%%

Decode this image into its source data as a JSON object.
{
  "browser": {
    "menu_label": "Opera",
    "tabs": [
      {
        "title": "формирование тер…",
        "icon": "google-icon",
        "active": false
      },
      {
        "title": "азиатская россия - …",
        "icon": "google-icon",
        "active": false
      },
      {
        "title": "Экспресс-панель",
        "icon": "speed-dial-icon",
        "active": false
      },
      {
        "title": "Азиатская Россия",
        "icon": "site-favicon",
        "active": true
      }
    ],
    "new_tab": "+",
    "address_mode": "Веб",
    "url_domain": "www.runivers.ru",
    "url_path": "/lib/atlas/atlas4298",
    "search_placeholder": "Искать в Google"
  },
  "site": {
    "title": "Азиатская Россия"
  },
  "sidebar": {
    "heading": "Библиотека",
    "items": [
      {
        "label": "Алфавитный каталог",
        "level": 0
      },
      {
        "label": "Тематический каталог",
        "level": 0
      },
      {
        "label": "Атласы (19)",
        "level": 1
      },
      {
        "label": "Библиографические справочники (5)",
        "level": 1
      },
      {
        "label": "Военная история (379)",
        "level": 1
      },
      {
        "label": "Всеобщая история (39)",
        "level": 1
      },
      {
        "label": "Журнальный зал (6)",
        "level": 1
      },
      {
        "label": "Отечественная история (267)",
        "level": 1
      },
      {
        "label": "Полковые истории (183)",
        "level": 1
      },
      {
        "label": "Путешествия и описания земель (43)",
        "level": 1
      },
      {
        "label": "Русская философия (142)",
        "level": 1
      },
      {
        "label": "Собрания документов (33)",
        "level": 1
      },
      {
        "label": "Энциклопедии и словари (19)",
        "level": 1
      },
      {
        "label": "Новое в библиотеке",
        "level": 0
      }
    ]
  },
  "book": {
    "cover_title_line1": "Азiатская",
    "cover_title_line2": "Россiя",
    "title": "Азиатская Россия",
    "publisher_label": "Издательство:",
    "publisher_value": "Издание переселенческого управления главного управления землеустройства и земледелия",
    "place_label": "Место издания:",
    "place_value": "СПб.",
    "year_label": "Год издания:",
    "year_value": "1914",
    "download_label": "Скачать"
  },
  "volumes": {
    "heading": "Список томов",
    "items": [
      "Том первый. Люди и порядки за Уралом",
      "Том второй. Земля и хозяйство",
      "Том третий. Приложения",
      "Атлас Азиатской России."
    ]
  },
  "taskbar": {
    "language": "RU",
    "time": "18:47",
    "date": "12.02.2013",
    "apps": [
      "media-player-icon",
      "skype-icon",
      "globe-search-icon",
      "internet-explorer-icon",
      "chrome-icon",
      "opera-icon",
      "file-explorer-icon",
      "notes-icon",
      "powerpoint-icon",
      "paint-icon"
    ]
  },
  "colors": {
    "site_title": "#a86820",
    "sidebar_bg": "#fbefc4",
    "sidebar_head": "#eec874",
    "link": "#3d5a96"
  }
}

%%

Where a line in the entries holds "издания", copy that line.

- Exercise solution:
    "place_label": "Место издания:",
    "year_label": "Год издания:",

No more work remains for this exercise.